- Work to be completed: Copy the material below word for word, beginning with its first line and ending with the line that contains "121, 418, 153]".

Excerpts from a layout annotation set
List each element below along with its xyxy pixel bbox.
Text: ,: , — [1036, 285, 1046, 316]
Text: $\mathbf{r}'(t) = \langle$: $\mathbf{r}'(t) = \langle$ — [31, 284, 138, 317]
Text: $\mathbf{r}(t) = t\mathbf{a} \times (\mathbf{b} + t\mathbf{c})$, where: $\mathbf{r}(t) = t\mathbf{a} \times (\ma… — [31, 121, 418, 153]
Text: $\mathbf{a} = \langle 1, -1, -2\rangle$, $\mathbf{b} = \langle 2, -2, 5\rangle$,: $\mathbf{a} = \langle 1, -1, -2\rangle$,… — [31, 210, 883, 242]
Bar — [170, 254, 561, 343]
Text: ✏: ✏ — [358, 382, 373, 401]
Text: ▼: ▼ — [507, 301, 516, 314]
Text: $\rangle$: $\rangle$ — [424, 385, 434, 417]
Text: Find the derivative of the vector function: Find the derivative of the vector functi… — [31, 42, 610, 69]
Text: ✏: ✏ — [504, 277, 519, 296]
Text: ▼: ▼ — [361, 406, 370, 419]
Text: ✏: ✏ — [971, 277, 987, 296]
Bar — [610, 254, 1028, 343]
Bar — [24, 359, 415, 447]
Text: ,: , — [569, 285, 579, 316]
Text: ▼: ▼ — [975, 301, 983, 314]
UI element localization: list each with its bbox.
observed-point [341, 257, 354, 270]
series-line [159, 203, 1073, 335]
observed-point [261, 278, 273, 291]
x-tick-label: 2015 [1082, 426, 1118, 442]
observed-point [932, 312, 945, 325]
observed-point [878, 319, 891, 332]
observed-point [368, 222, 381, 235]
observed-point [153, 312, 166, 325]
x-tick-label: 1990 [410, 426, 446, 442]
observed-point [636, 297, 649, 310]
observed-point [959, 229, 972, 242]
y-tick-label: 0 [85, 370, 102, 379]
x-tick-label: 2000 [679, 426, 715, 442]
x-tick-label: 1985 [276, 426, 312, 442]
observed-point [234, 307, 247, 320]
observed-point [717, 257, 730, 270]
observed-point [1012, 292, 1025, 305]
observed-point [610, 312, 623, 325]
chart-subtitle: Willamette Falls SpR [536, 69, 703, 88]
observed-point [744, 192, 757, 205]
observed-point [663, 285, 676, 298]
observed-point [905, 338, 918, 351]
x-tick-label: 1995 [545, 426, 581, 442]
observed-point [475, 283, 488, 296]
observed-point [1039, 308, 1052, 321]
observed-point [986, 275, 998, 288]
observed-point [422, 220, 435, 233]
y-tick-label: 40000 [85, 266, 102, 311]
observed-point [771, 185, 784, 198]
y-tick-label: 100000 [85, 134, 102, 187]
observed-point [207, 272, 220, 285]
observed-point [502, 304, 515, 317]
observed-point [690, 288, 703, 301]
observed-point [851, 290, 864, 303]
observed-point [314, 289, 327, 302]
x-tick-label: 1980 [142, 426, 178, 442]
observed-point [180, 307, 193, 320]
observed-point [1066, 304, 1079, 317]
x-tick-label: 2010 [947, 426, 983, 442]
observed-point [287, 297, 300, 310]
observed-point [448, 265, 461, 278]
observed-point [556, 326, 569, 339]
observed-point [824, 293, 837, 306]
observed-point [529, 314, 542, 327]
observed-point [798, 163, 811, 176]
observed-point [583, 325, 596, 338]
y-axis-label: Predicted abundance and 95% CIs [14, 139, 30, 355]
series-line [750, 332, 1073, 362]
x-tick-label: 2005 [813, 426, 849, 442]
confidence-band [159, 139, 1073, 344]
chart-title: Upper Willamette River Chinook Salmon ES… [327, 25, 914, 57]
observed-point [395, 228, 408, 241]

- Output:
List each element below along with its xyxy pixel bbox.
Text: ,: , — [1036, 285, 1046, 316]
Text: $\mathbf{r}'(t) = \langle$: $\mathbf{r}'(t) = \langle$ — [31, 284, 138, 317]
Text: $\mathbf{r}(t) = t\mathbf{a} \times (\mathbf{b} + t\mathbf{c})$, where: $\mathbf{r}(t) = t\mathbf{a} \times (\ma… — [31, 121, 418, 153]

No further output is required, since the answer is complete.